Gestellte Aufgabe A: Wiederhole die Datensätze Zeile für Zeile unverändert, und zwar alles vom Anfang bis hinunter zur Zeile mit „console-line: Windows PowerShell: [2, 32, 845, 47]“, diese eingeschlossen.

Ausgangstext:
»»

Okay, das hab ich jetzt erstmla nur bei dem catch-block für die html-Anzeige reingeschrieben. Was jetzt passiert ist echt paradox. Wenn ich auf "html anzeigen" gehe, passiert nichts. Geh ich aber auf "pdf anzeigen" öffnet es mir die Website, gleichzeitig kommt noch die Fehlermeldung "Fehler! Das Programm wird beendet!" und das Programm stürzt ab. Aber erstmal funktioniert es überhaupt, dass die Website erscheint, also vielen, vielen Dank. Endlich mal ein Programmiererfolg


----------



## Anfänger11 (4. Jan 2011)

Hab den Fehler gefunden! Jetzt funktionierts komplett.
Vielen lieben Dank.


----------



## XHelp (4. Jan 2011)

Hast du schon in die Konsole gschaut?
Für deine künftigen Fragen: mit "geht nicht", "irgendein Fehler" usw. lässt sich nichts anfangen.


----------



## Anfänger11 (4. Jan 2011)

Zumindest das mit html  Um pdf kümmer ich mich morgen... Ich hoffe, dass sich da die gute Erfahrung die ich gerade eben erstmalig mit diesem Forum und den Menschen hier gesammelt habe fortsetzt.

««

Zu verwendende Datensätze:
»»

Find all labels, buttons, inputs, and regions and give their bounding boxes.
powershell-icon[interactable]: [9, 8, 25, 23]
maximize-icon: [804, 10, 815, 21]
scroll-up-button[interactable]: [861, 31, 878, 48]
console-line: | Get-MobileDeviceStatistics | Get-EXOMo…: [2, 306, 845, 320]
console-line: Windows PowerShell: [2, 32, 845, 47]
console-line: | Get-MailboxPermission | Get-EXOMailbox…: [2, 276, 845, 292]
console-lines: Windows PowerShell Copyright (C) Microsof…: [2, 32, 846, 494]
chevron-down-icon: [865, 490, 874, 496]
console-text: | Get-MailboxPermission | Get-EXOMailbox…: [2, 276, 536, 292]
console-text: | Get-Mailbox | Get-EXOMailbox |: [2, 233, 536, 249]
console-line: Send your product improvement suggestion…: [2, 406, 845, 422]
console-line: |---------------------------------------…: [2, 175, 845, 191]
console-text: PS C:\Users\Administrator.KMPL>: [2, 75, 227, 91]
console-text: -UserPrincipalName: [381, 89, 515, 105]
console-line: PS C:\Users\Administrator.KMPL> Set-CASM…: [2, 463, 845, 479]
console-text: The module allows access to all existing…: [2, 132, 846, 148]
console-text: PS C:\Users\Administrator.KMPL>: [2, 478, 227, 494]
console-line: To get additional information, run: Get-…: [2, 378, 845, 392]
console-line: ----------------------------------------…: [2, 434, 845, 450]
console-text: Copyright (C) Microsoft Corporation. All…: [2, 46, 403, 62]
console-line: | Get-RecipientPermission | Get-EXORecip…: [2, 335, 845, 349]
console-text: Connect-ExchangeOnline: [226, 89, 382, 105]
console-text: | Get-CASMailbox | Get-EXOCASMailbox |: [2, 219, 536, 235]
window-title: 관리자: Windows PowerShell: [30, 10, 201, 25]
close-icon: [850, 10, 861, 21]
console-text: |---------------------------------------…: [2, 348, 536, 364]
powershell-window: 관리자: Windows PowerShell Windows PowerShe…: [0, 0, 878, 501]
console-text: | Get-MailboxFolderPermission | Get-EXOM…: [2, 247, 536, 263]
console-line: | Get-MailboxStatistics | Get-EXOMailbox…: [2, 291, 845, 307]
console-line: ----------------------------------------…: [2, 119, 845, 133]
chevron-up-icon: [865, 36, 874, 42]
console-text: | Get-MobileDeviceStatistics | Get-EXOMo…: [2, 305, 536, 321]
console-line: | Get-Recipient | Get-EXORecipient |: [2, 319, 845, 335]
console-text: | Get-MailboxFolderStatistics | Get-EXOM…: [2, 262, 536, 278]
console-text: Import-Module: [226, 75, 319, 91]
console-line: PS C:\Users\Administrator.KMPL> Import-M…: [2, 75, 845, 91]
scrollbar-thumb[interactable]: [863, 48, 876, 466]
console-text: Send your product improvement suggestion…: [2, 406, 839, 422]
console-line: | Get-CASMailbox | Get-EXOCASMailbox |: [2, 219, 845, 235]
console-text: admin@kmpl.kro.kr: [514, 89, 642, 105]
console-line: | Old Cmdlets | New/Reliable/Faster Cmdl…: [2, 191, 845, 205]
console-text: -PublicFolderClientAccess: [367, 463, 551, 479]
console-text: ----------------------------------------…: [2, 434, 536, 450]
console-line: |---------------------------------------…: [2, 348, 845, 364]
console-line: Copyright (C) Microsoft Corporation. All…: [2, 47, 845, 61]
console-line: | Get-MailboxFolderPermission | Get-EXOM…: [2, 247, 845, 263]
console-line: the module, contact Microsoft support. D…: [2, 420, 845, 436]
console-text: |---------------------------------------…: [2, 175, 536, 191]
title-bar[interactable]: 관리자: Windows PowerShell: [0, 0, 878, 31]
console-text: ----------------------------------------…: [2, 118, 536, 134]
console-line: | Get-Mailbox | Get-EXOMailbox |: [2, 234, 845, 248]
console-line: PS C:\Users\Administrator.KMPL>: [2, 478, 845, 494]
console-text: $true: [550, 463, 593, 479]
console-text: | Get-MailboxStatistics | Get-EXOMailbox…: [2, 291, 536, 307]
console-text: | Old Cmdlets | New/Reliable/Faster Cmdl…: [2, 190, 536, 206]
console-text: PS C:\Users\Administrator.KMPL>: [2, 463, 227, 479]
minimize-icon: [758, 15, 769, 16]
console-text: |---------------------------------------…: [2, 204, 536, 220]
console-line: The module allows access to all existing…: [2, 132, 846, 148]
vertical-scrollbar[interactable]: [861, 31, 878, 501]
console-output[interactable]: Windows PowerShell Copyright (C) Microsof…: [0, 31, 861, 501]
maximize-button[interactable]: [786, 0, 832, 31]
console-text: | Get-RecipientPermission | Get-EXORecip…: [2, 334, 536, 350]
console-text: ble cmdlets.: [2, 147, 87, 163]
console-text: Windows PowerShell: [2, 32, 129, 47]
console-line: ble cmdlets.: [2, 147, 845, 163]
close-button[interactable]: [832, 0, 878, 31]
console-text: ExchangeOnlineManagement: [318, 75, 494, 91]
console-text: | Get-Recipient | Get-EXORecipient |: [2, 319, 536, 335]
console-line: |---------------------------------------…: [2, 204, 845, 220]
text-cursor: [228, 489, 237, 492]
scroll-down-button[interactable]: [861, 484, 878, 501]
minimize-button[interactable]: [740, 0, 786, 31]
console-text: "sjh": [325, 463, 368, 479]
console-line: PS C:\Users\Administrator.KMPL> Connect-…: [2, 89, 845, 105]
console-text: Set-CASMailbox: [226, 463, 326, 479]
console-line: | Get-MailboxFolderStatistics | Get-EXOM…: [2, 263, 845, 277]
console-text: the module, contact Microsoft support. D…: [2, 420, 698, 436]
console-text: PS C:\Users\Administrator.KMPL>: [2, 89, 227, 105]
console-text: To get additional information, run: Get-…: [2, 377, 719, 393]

««

Gestellte Aufgabe B: Wie geht der Forumsthread über die HTML- und PDF-Anzeige im Programm nach seinem letzten Satz weiter? Führe ihn fort.

Antwort A:
Find all labels, buttons, inputs, and regions and give their bounding boxes.
powershell-icon[interactable]: [9, 8, 25, 23]
maximize-icon: [804, 10, 815, 21]
scroll-up-button[interactable]: [861, 31, 878, 48]
console-line: | Get-MobileDeviceStatistics | Get-EXOMo…: [2, 306, 845, 320]
console-line: Windows PowerShell: [2, 32, 845, 47]

Antwort B:
Gute Nacht.


----------



## Anfänger11 (4. Jan 2011)

Sorry XHelp, hab grad die Nachricht zu spät gelesen. Ähm, nein das hab ich leider noch nicht gemacht, sondern einfach in meiner Verzweiflung mein Problem geschildert. Bevor ich wieder was schreib, guck ich aber rein. Versprochen!


----------



## kodela (21. Jan 2011)

Hallo Anfänger11,

schön, dass Du den Fehler gefunden hast. Noch schöner wäre es, wenn Du uns mitteilen könntest, was falsch war, oder besser noch, wie man es richtig machen muss. Zumindest mich würde das interessieren, denn ich stehe vor dem selben Problem.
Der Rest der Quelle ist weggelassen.